What you will do — Keep every line where the word "than" appears; drop the rest.

──────── Exercise materials ────────

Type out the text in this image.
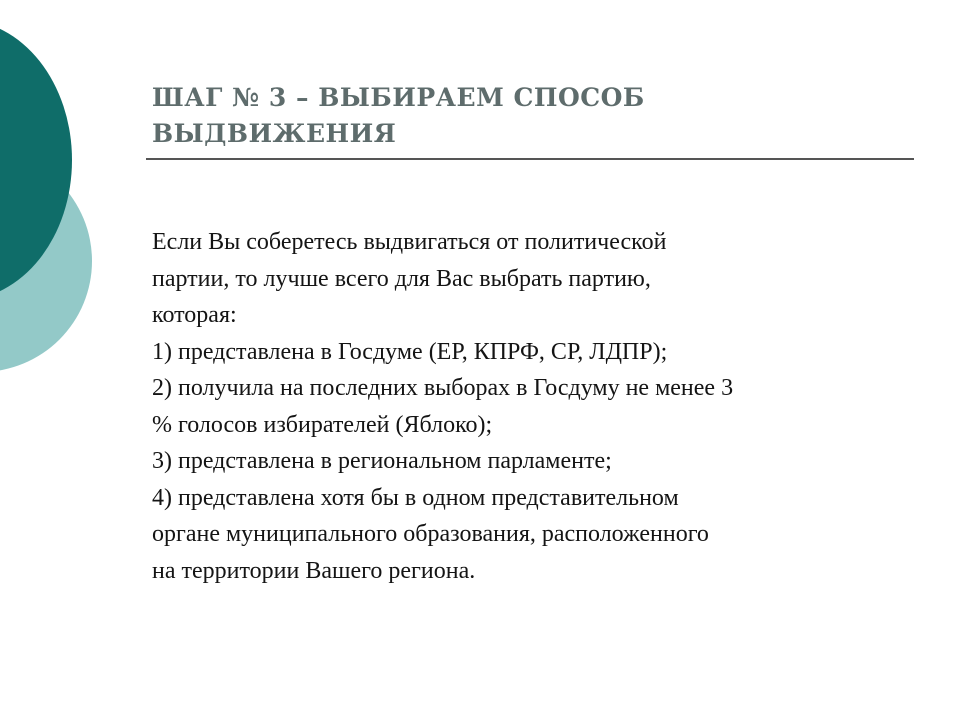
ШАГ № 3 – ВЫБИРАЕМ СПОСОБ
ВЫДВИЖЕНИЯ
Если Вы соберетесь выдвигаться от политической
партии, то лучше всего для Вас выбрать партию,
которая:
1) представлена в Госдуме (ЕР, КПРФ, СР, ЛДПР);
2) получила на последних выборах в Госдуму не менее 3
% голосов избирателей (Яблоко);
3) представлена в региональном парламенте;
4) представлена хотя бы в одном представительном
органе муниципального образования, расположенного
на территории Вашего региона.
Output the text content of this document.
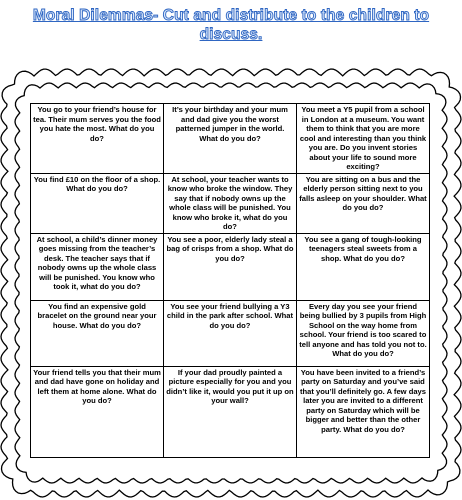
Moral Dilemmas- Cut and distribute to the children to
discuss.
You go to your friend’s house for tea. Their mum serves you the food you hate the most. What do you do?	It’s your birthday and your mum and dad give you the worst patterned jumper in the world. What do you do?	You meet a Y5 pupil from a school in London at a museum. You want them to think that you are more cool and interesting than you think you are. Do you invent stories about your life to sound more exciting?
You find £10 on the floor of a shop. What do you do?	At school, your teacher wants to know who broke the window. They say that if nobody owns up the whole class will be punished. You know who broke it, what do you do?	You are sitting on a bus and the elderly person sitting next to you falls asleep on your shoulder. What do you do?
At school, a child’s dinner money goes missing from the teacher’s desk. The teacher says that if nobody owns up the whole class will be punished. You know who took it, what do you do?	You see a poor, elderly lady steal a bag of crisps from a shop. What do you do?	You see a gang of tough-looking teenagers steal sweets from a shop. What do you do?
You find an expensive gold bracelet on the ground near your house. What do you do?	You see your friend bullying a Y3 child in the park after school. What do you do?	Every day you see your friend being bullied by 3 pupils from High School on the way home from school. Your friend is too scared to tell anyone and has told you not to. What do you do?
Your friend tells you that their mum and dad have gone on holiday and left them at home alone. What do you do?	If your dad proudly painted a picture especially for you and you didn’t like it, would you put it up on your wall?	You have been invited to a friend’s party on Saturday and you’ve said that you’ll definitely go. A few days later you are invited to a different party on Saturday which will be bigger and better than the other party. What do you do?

────────
──────── Exercise materials ────────

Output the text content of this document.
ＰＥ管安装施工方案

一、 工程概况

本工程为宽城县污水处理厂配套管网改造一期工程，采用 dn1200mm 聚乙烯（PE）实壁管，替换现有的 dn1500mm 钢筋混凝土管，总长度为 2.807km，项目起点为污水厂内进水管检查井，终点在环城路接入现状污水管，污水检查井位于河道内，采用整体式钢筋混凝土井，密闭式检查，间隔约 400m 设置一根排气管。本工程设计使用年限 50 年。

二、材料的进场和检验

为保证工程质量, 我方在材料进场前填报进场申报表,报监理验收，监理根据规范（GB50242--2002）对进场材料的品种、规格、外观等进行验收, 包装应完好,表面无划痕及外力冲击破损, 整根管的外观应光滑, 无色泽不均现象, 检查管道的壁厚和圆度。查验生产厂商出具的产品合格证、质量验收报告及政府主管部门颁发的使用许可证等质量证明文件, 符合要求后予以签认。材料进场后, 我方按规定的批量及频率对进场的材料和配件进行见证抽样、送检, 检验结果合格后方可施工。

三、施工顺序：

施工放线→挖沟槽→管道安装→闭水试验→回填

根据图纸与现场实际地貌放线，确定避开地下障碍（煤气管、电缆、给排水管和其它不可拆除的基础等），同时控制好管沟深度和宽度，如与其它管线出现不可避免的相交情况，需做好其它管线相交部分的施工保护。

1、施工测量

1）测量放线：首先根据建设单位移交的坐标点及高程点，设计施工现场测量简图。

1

────────

Answer in full —
You go to your friend’s house for tea. Their mum serves you the food you hate the most. What do you do?	It’s your birthday and your mum and dad give you the worst patterned jumper in the world. What do you do?	You meet a Y5 pupil from a school in London at a museum. You want them to think that you are more cool and interesting than you think you are. Do you invent stories about your life to sound more exciting?
Your friend tells you that their mum and dad have gone on holiday and left them at home alone. What do you do?	If your dad proudly painted a picture especially for you and you didn’t like it, would you put it up on your wall?	You have been invited to a friend’s party on Saturday and you’ve said that you’ll definitely go. A few days later you are invited to a different party on Saturday which will be bigger and better than the other party. What do you do?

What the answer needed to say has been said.